### What this task involves
Write out all the data below exactly.

### Dataset excerpts
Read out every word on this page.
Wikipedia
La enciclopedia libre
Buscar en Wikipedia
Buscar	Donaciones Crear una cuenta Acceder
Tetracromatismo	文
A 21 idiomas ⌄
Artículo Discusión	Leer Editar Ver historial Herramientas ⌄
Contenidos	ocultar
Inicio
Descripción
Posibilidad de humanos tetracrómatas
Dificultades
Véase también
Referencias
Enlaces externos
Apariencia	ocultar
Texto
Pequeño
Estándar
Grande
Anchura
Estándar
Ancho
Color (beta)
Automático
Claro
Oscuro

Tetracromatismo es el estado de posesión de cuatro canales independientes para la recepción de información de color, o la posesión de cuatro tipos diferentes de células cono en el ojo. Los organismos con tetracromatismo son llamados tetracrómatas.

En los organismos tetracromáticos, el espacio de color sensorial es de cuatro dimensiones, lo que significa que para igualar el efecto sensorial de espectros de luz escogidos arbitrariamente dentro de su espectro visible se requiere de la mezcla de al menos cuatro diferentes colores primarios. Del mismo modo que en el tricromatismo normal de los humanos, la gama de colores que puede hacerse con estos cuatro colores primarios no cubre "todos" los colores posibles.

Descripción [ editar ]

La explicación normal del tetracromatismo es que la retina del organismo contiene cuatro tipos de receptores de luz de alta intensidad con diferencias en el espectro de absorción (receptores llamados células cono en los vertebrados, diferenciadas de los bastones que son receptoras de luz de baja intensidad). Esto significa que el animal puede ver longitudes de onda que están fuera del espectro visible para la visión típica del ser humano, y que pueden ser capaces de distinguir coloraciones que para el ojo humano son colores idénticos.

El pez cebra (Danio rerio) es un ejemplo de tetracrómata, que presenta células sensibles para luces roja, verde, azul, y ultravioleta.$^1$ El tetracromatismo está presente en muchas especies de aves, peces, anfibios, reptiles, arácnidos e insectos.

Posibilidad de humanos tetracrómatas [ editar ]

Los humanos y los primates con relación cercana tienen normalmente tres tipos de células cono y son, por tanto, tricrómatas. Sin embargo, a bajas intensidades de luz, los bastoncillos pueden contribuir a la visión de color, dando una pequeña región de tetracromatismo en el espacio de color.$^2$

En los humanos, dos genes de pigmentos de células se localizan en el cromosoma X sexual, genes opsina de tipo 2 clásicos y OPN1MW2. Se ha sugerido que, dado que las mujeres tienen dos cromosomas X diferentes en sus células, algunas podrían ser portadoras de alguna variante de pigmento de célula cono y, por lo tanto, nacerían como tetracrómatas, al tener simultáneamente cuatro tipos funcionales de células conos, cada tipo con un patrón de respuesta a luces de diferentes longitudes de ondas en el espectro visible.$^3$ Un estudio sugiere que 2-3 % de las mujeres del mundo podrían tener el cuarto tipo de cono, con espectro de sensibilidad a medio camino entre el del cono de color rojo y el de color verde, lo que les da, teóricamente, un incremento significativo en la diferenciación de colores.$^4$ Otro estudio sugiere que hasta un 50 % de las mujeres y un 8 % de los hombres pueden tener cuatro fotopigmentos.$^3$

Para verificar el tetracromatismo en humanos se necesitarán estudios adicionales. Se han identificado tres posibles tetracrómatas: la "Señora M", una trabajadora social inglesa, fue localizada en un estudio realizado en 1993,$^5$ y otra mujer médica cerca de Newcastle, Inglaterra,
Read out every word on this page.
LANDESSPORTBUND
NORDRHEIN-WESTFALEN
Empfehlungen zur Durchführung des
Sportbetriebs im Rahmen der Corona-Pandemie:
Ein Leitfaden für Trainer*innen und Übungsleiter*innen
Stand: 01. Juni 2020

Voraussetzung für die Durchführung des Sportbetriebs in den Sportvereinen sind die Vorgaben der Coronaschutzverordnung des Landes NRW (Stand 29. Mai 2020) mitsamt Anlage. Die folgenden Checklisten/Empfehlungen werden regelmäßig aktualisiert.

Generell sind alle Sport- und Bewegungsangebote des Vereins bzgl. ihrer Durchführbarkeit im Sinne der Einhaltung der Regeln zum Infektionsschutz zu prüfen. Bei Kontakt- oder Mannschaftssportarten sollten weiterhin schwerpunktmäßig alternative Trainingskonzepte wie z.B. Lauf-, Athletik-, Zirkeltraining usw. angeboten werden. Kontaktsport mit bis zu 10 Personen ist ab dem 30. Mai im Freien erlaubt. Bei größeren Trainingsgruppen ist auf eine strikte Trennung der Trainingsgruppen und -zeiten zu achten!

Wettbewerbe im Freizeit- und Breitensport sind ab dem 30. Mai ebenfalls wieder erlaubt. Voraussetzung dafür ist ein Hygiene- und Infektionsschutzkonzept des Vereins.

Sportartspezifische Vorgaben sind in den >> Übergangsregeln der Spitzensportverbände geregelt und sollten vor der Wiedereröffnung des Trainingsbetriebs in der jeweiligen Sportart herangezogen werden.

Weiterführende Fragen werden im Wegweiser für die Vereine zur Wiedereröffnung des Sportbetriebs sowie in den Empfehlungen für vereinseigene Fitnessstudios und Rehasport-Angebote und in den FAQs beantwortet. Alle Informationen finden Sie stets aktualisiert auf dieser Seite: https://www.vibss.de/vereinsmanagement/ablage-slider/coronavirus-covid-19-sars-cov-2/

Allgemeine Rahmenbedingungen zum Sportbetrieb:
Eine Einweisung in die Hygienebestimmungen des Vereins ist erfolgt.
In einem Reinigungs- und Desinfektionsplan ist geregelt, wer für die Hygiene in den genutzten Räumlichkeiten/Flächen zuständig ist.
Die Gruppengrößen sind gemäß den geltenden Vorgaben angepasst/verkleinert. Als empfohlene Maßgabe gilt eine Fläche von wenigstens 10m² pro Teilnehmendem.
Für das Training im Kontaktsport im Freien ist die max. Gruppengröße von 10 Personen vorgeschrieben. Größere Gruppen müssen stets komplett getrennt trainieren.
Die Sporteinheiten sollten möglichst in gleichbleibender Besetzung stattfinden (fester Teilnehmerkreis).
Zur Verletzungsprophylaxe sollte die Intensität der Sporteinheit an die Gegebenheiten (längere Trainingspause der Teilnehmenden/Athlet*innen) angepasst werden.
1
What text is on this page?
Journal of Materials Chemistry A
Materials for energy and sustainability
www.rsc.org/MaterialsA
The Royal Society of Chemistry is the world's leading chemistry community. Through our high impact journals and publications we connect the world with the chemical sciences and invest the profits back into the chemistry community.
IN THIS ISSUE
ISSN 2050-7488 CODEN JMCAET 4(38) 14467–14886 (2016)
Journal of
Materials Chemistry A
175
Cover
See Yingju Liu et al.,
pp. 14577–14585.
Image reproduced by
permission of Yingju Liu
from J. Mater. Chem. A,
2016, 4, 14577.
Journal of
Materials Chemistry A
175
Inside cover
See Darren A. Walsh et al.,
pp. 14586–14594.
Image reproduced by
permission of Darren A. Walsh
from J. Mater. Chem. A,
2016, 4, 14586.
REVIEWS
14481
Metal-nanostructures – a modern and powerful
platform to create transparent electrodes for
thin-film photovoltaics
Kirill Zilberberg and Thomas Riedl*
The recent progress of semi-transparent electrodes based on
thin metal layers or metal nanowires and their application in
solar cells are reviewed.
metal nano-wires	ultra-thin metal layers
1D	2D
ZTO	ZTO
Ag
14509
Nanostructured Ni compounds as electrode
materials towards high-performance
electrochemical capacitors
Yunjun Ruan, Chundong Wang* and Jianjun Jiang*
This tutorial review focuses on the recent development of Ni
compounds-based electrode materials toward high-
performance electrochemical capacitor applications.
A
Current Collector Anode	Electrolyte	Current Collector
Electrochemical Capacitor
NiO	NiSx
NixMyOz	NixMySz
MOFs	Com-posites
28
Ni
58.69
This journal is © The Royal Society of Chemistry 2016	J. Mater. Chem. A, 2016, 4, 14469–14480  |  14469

### Exercise response
Read out every word on this page.
Wikipedia
La enciclopedia libre
Buscar en Wikipedia
Buscar	Donaciones Crear una cuenta Acceder
Tetracromatismo	文
A 21 idiomas ⌄
Artículo Discusión	Leer Editar Ver historial Herramientas ⌄
Contenidos	ocultar
Inicio
Descripción
Posibilidad de humanos tetracrómatas
Dificultades
Véase también
Referencias
Enlaces externos
Apariencia	ocultar
Texto
Pequeño
Estándar
Grande
Anchura
Estándar
Ancho
Color (beta)
Automático
Claro
Oscuro

Tetracromatismo es el estado de posesión de cuatro canales independientes para la recepción de información de color, o la posesión de cuatro tipos diferentes de células cono en el ojo. Los organismos con tetracromatismo son llamados tetracrómatas.

En los organismos tetracromáticos, el espacio de color sensorial es de cuatro dimensiones, lo que significa que para igualar el efecto sensorial de espectros de luz escogidos arbitrariamente dentro de su espectro visible se requiere de la mezcla de al menos cuatro diferentes colores primarios. Del mismo modo que en el tricromatismo normal de los humanos, la gama de colores que puede hacerse con estos cuatro colores primarios no cubre "todos" los colores posibles.

Descripción [ editar ]

La explicación normal del tetracromatismo es que la retina del organismo contiene cuatro tipos de receptores de luz de alta intensidad con diferencias en el espectro de absorción (receptores llamados células cono en los vertebrados, diferenciadas de los bastones que son receptoras de luz de baja intensidad). Esto significa que el animal puede ver longitudes de onda que están fuera del espectro visible para la visión típica del ser humano, y que pueden ser capaces de distinguir coloraciones que para el ojo humano son colores idénticos.

El pez cebra (Danio rerio) es un ejemplo de tetracrómata, que presenta células sensibles para luces roja, verde, azul, y ultravioleta.$^1$ El tetracromatismo está presente en muchas especies de aves, peces, anfibios, reptiles, arácnidos e insectos.

Posibilidad de humanos tetracrómatas [ editar ]

Los humanos y los primates con relación cercana tienen normalmente tres tipos de células cono y son, por tanto, tricrómatas. Sin embargo, a bajas intensidades de luz, los bastoncillos pueden contribuir a la visión de color, dando una pequeña región de tetracromatismo en el espacio de color.$^2$

En los humanos, dos genes de pigmentos de células se localizan en el cromosoma X sexual, genes opsina de tipo 2 clásicos y OPN1MW2. Se ha sugerido que, dado que las mujeres tienen dos cromosomas X diferentes en sus células, algunas podrían ser portadoras de alguna variante de pigmento de célula cono y, por lo tanto, nacerían como tetracrómatas, al tener simultáneamente cuatro tipos funcionales de células conos, cada tipo con un patrón de respuesta a luces de diferentes longitudes de ondas en el espectro visible.$^3$ Un estudio sugiere que 2-3 % de las mujeres del mundo podrían tener el cuarto tipo de cono, con espectro de sensibilidad a medio camino entre el del cono de color rojo y el de color verde, lo que les da, teóricamente, un incremento significativo en la diferenciación de colores.$^4$ Otro estudio sugiere que hasta un 50 % de las mujeres y un 8 % de los hombres pueden tener cuatro fotopigmentos.$^3$

Para verificar el tetracromatismo en humanos se necesitarán estudios adicionales. Se han identificado tres posibles tetracrómatas: la "Señora M", una trabajadora social inglesa, fue localizada en un estudio realizado en 1993,$^5$ y otra mujer médica cerca de Newcastle, Inglaterra,
Read out every word on this page.
LANDESSPORTBUND
NORDRHEIN-WESTFALEN
Empfehlungen zur Durchführung des
Sportbetriebs im Rahmen der Corona-Pandemie:
Ein Leitfaden für Trainer*innen und Übungsleiter*innen
Stand: 01. Juni 2020

Voraussetzung für die Durchführung des Sportbetriebs in den Sportvereinen sind die Vorgaben der Coronaschutzverordnung des Landes NRW (Stand 29. Mai 2020) mitsamt Anlage. Die folgenden Checklisten/Empfehlungen werden regelmäßig aktualisiert.

Generell sind alle Sport- und Bewegungsangebote des Vereins bzgl. ihrer Durchführbarkeit im Sinne der Einhaltung der Regeln zum Infektionsschutz zu prüfen. Bei Kontakt- oder Mannschaftssportarten sollten weiterhin schwerpunktmäßig alternative Trainingskonzepte wie z.B. Lauf-, Athletik-, Zirkeltraining usw. angeboten werden. Kontaktsport mit bis zu 10 Personen ist ab dem 30. Mai im Freien erlaubt. Bei größeren Trainingsgruppen ist auf eine strikte Trennung der Trainingsgruppen und -zeiten zu achten!

Wettbewerbe im Freizeit- und Breitensport sind ab dem 30. Mai ebenfalls wieder erlaubt. Voraussetzung dafür ist ein Hygiene- und Infektionsschutzkonzept des Vereins.

Sportartspezifische Vorgaben sind in den >> Übergangsregeln der Spitzensportverbände geregelt und sollten vor der Wiedereröffnung des Trainingsbetriebs in der jeweiligen Sportart herangezogen werden.

Weiterführende Fragen werden im Wegweiser für die Vereine zur Wiedereröffnung des Sportbetriebs sowie in den Empfehlungen für vereinseigene Fitnessstudios und Rehasport-Angebote und in den FAQs beantwortet. Alle Informationen finden Sie stets aktualisiert auf dieser Seite: https://www.vibss.de/vereinsmanagement/ablage-slider/coronavirus-covid-19-sars-cov-2/

Allgemeine Rahmenbedingungen zum Sportbetrieb:
Eine Einweisung in die Hygienebestimmungen des Vereins ist erfolgt.
In einem Reinigungs- und Desinfektionsplan ist geregelt, wer für die Hygiene in den genutzten Räumlichkeiten/Flächen zuständig ist.
Die Gruppengrößen sind gemäß den geltenden Vorgaben angepasst/verkleinert. Als empfohlene Maßgabe gilt eine Fläche von wenigstens 10m² pro Teilnehmendem.
Für das Training im Kontaktsport im Freien ist die max. Gruppengröße von 10 Personen vorgeschrieben. Größere Gruppen müssen stets komplett getrennt trainieren.
Die Sporteinheiten sollten möglichst in gleichbleibender Besetzung stattfinden (fester Teilnehmerkreis).
Zur Verletzungsprophylaxe sollte die Intensität der Sporteinheit an die Gegebenheiten (längere Trainingspause der Teilnehmenden/Athlet*innen) angepasst werden.
1
What text is on this page?
Journal of Materials Chemistry A
Materials for energy and sustainability
www.rsc.org/MaterialsA
The Royal Society of Chemistry is the world's leading chemistry community. Through our high impact journals and publications we connect the world with the chemical sciences and invest the profits back into the chemistry community.
IN THIS ISSUE
ISSN 2050-7488 CODEN JMCAET 4(38) 14467–14886 (2016)
Journal of
Materials Chemistry A
175
Cover
See Yingju Liu et al.,
pp. 14577–14585.
Image reproduced by
permission of Yingju Liu
from J. Mater. Chem. A,
2016, 4, 14577.
Journal of
Materials Chemistry A
175
Inside cover
See Darren A. Walsh et al.,
pp. 14586–14594.
Image reproduced by
permission of Darren A. Walsh
from J. Mater. Chem. A,
2016, 4, 14586.
REVIEWS
14481
Metal-nanostructures – a modern and powerful
platform to create transparent electrodes for
thin-film photovoltaics
Kirill Zilberberg and Thomas Riedl*
The recent progress of semi-transparent electrodes based on
thin metal layers or metal nanowires and their application in
solar cells are reviewed.
metal nano-wires	ultra-thin metal layers
1D	2D
ZTO	ZTO
Ag
14509
Nanostructured Ni compounds as electrode
materials towards high-performance
electrochemical capacitors
Yunjun Ruan, Chundong Wang* and Jianjun Jiang*
This tutorial review focuses on the recent development of Ni
compounds-based electrode materials toward high-
performance electrochemical capacitor applications.
A
Current Collector Anode	Electrolyte	Current Collector
Electrochemical Capacitor
NiO	NiSx
NixMyOz	NixMySz
MOFs	Com-posites
28
Ni
58.69
This journal is © The Royal Society of Chemistry 2016	J. Mater. Chem. A, 2016, 4, 14469–14480  |  14469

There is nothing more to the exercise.